WHAT YOU NEED TO DO. Look through the data below and work out how many lines contain the string "Output". Give the number alone.
## begin
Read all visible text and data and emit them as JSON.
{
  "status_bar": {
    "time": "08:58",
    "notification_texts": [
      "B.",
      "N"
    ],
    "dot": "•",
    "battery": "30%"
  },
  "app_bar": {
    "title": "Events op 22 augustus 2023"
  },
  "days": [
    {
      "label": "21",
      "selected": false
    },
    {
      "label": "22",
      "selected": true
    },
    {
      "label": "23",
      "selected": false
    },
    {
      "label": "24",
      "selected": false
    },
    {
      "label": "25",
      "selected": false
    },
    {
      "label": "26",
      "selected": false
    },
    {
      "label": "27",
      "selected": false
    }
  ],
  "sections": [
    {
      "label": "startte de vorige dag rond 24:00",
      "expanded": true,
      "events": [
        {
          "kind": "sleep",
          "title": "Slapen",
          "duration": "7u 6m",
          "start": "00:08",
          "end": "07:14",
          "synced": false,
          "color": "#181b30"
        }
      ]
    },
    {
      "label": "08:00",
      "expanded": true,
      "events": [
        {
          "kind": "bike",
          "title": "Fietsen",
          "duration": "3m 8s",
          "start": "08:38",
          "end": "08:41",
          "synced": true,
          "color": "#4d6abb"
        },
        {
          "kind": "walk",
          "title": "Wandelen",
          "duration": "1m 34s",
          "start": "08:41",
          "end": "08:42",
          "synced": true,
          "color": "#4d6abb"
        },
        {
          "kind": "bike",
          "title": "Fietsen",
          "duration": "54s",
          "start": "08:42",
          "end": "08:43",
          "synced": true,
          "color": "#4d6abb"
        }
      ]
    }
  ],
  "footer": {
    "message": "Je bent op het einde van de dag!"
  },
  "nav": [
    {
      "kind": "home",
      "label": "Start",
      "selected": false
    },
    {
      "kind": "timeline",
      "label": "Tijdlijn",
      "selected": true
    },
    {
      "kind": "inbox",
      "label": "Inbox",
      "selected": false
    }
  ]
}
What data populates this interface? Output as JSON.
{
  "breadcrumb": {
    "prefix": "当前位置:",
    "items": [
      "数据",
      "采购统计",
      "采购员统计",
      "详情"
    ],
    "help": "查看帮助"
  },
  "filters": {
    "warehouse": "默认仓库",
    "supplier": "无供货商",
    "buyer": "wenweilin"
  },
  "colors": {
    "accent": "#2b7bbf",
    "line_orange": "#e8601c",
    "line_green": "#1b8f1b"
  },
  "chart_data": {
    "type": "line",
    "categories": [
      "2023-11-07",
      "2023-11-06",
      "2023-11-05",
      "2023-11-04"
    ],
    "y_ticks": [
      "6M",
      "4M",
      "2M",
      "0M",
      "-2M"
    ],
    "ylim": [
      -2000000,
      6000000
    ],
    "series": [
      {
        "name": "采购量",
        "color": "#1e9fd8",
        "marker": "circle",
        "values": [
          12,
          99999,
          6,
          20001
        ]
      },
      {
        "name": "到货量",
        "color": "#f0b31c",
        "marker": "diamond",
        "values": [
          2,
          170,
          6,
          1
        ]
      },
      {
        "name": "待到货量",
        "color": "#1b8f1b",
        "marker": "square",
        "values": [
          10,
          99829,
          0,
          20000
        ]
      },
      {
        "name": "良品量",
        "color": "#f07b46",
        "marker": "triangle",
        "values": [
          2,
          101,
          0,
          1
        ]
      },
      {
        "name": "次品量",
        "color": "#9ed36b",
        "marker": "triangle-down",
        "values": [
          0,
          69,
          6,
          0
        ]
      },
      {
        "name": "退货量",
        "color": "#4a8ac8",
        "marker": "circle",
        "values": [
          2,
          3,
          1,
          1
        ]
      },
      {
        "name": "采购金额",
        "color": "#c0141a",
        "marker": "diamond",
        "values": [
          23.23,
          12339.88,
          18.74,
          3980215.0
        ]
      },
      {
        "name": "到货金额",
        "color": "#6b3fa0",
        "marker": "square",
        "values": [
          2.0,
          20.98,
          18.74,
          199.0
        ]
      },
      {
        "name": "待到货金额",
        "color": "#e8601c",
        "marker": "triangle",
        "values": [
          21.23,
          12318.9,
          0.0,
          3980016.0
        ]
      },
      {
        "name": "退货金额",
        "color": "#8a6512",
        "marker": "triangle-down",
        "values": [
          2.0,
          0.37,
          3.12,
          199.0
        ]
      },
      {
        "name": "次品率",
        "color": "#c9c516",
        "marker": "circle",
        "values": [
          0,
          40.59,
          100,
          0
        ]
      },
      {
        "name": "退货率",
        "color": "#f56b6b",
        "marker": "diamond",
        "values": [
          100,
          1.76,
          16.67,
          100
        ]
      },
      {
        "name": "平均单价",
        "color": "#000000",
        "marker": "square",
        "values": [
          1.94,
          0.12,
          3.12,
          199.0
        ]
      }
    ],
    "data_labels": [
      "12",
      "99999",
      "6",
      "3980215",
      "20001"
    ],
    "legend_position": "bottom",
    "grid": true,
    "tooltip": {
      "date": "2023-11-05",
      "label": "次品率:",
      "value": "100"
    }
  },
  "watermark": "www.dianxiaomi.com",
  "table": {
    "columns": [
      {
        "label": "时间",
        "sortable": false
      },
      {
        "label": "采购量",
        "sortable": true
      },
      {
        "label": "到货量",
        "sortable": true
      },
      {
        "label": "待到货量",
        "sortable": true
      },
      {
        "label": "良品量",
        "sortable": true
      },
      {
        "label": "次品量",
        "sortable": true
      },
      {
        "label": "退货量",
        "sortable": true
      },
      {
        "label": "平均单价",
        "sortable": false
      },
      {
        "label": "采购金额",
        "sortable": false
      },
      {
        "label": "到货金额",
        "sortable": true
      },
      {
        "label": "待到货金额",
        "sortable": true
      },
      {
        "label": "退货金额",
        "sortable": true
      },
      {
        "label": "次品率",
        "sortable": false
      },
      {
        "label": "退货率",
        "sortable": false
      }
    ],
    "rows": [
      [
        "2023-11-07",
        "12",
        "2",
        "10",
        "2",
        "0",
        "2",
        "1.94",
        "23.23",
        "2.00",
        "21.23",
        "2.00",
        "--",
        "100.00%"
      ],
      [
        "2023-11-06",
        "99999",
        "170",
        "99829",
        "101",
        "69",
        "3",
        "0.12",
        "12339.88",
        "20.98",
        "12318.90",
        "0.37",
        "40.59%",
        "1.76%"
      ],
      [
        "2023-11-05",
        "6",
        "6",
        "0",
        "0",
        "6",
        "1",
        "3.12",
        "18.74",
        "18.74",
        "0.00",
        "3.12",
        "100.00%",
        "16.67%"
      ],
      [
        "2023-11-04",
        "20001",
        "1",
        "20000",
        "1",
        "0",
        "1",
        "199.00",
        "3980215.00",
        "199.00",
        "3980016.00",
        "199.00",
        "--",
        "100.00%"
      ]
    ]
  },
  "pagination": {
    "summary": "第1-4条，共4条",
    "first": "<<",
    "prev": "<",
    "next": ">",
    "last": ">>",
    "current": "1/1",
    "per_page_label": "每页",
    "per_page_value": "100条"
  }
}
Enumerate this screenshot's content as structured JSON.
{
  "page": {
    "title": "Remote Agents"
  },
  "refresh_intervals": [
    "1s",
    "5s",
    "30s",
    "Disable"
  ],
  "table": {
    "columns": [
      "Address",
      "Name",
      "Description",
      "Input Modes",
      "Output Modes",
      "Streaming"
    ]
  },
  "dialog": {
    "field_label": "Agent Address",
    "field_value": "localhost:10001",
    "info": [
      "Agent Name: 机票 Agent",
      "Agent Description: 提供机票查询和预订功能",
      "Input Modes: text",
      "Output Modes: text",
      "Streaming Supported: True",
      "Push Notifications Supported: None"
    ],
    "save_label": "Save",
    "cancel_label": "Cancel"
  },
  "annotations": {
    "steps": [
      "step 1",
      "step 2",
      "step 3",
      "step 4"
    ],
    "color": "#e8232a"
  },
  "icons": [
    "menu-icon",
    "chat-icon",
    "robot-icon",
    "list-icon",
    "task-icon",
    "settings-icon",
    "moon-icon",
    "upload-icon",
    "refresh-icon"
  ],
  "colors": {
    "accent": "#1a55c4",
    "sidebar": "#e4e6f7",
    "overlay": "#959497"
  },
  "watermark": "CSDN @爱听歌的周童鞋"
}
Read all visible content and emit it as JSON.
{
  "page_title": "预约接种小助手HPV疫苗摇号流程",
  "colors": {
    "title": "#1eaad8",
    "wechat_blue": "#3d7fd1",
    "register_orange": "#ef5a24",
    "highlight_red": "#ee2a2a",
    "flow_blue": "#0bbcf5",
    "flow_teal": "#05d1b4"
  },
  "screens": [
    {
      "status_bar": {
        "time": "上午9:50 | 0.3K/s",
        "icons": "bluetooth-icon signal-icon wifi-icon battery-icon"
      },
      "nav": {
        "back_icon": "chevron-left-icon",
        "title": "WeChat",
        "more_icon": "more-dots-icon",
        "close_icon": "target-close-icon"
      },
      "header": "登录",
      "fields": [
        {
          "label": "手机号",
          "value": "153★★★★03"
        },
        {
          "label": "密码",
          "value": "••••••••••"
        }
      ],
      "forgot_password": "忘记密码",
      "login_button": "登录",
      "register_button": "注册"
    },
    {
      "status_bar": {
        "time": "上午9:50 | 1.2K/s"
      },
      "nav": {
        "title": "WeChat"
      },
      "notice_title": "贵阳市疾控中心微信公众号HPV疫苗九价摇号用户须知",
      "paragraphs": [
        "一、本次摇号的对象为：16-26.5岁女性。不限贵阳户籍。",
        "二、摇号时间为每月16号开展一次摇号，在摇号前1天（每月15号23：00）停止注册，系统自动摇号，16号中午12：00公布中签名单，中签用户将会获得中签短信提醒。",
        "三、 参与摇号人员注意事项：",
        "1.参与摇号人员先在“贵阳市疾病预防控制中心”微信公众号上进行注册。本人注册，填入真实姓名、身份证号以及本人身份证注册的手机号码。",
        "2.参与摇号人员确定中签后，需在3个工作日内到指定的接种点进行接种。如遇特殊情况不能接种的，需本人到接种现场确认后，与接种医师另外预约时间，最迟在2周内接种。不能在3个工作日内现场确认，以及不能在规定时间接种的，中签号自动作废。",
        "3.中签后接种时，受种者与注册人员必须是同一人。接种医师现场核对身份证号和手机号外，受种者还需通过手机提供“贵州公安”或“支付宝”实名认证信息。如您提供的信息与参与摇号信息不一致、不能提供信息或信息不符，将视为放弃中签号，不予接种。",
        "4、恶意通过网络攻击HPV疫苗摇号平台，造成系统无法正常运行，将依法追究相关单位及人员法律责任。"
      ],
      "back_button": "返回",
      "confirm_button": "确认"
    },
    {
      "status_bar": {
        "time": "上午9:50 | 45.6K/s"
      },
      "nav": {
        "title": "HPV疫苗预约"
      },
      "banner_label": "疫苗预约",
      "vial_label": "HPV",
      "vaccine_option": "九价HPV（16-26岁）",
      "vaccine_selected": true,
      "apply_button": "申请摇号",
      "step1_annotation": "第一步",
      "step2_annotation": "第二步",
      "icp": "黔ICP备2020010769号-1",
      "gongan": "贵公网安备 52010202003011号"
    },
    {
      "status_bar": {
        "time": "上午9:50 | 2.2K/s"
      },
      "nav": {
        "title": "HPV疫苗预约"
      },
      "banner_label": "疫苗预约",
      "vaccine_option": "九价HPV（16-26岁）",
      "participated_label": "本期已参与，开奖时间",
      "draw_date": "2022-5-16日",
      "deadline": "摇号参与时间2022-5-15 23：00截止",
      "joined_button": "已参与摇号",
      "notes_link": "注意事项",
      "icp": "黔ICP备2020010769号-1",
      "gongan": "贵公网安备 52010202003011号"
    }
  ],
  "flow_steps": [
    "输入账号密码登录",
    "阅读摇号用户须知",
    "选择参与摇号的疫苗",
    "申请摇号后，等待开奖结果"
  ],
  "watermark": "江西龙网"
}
## end
FINISHED EXERCISE. 3